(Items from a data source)
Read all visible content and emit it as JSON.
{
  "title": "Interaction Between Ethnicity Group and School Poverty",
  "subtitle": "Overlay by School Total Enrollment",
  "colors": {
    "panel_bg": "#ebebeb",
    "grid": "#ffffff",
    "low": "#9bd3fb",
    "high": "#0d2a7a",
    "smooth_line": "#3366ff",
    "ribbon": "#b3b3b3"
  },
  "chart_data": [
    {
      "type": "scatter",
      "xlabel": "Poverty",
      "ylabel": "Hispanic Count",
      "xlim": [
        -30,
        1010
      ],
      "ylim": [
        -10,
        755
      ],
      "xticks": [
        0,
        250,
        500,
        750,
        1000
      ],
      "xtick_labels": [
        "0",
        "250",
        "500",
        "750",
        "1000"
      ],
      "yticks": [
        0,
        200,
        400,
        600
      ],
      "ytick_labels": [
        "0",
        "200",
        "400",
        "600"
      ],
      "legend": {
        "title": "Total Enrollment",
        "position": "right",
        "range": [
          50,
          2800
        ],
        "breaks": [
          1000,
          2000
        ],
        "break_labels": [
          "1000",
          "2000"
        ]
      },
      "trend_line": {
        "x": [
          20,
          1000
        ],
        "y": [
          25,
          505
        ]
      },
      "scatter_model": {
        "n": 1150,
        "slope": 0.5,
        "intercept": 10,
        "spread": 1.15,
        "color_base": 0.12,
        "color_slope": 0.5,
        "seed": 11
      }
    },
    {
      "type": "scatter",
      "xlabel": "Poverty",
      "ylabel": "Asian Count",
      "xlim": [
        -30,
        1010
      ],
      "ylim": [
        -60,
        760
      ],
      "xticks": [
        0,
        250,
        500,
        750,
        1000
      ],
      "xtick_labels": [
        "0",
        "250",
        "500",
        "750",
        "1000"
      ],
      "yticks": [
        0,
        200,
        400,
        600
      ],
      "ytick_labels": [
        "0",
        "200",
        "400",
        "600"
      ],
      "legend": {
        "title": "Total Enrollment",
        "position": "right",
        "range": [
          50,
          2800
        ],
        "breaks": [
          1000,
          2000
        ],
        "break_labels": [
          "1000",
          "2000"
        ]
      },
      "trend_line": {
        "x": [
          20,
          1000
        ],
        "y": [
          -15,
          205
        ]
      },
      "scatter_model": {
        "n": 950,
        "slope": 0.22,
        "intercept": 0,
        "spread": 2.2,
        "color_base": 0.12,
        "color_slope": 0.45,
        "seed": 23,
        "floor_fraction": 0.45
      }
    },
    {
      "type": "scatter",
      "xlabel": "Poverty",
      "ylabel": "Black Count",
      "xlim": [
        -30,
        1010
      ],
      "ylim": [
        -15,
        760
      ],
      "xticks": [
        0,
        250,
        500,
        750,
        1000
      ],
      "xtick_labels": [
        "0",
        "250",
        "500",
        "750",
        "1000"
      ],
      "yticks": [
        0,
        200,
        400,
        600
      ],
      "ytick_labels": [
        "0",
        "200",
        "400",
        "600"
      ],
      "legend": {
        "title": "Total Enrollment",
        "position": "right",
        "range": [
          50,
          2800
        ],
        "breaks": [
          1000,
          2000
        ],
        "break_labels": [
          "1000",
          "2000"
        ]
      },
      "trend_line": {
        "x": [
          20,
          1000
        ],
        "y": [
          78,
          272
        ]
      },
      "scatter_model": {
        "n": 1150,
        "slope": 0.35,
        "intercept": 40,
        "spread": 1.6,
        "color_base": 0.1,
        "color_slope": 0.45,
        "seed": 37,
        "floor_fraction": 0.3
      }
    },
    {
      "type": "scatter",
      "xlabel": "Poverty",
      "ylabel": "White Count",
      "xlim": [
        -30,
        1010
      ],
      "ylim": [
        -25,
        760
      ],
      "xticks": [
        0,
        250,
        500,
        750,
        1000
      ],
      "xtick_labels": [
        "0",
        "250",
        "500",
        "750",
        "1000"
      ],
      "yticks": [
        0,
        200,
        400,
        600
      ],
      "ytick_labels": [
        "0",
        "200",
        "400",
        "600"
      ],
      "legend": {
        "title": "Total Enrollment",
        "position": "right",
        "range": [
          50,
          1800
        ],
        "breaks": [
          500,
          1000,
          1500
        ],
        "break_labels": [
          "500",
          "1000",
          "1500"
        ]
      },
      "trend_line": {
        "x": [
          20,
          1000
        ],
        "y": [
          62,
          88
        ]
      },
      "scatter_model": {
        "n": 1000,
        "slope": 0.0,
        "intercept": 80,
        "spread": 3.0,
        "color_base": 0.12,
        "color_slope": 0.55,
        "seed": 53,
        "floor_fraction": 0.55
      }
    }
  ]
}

AIM OF THE EXERCISE » Please output every record, keeping each line exact.

SOLUTION TO THE PROBLEM »
Read all visible content and emit it as JSON.
{
  "title": "Interaction Between Ethnicity Group and School Poverty",
  "subtitle": "Overlay by School Total Enrollment",
  "colors": {
    "panel_bg": "#ebebeb",
    "grid": "#ffffff",
    "low": "#9bd3fb",
    "high": "#0d2a7a",
    "smooth_line": "#3366ff",
    "ribbon": "#b3b3b3"
  },
  "chart_data": [
    {
      "type": "scatter",
      "xlabel": "Poverty",
      "ylabel": "Hispanic Count",
      "xlim": [
        -30,
        1010
      ],
      "ylim": [
        -10,
        755
      ],
      "xticks": [
        0,
        250,
        500,
        750,
        1000
      ],
      "xtick_labels": [
        "0",
        "250",
        "500",
        "750",
        "1000"
      ],
      "yticks": [
        0,
        200,
        400,
        600
      ],
      "ytick_labels": [
        "0",
        "200",
        "400",
        "600"
      ],
      "legend": {
        "title": "Total Enrollment",
        "position": "right",
        "range": [
          50,
          2800
        ],
        "breaks": [
          1000,
          2000
        ],
        "break_labels": [
          "1000",
          "2000"
        ]
      },
      "trend_line": {
        "x": [
          20,
          1000
        ],
        "y": [
          25,
          505
        ]
      },
      "scatter_model": {
        "n": 1150,
        "slope": 0.5,
        "intercept": 10,
        "spread": 1.15,
        "color_base": 0.12,
        "color_slope": 0.5,
        "seed": 11
      }
    },
    {
      "type": "scatter",
      "xlabel": "Poverty",
      "ylabel": "Asian Count",
      "xlim": [
        -30,
        1010
      ],
      "ylim": [
        -60,
        760
      ],
      "xticks": [
        0,
        250,
        500,
        750,
        1000
      ],
      "xtick_labels": [
        "0",
        "250",
        "500",
        "750",
        "1000"
      ],
      "yticks": [
        0,
        200,
        400,
        600
      ],
      "ytick_labels": [
        "0",
        "200",
        "400",
        "600"
      ],
      "legend": {
        "title": "Total Enrollment",
        "position": "right",
        "range": [
          50,
          2800
        ],
        "breaks": [
          1000,
          2000
        ],
        "break_labels": [
          "1000",
          "2000"
        ]
      },
      "trend_line": {
        "x": [
          20,
          1000
        ],
        "y": [
          -15,
          205
        ]
      },
      "scatter_model": {
        "n": 950,
        "slope": 0.22,
        "intercept": 0,
        "spread": 2.2,
        "color_base": 0.12,
        "color_slope": 0.45,
        "seed": 23,
        "floor_fraction": 0.45
      }
    },
    {
      "type": "scatter",
      "xlabel": "Poverty",
      "ylabel": "Black Count",
      "xlim": [
        -30,
        1010
      ],
      "ylim": [
        -15,
        760
      ],
      "xticks": [
        0,
        250,
        500,
        750,
        1000
      ],
      "xtick_labels": [
        "0",
        "250",
        "500",
        "750",
        "1000"
      ],
      "yticks": [
        0,
        200,
        400,
        600
      ],
      "ytick_labels": [
        "0",
        "200",
        "400",
        "600"
      ],
      "legend": {
        "title": "Total Enrollment",
        "position": "right",
        "range": [
          50,
          2800
        ],
        "breaks": [
          1000,
          2000
        ],
        "break_labels": [
          "1000",
          "2000"
        ]
      },
      "trend_line": {
        "x": [
          20,
          1000
        ],
        "y": [
          78,
          272
        ]
      },
      "scatter_model": {
        "n": 1150,
        "slope": 0.35,
        "intercept": 40,
        "spread": 1.6,
        "color_base": 0.1,
        "color_slope": 0.45,
        "seed": 37,
        "floor_fraction": 0.3
      }
    },
    {
      "type": "scatter",
      "xlabel": "Poverty",
      "ylabel": "White Count",
      "xlim": [
        -30,
        1010
      ],
      "ylim": [
        -25,
        760
      ],
      "xticks": [
        0,
        250,
        500,
        750,
        1000
      ],
      "xtick_labels": [
        "0",
        "250",
        "500",
        "750",
        "1000"
      ],
      "yticks": [
        0,
        200,
        400,
        600
      ],
      "ytick_labels": [
        "0",
        "200",
        "400",
        "600"
      ],
      "legend": {
        "title": "Total Enrollment",
        "position": "right",
        "range": [
          50,
          1800
        ],
        "breaks": [
          500,
          1000,
          1500
        ],
        "break_labels": [
          "500",
          "1000",
          "1500"
        ]
      },
      "trend_line": {
        "x": [
          20,
          1000
        ],
        "y": [
          62,
          88
        ]
      },
      "scatter_model": {
        "n": 1000,
        "slope": 0.0,
        "intercept": 80,
        "spread": 3.0,
        "color_base": 0.12,
        "color_slope": 0.55,
        "seed": 53,
        "floor_fraction": 0.55
      }
    }
  ]
}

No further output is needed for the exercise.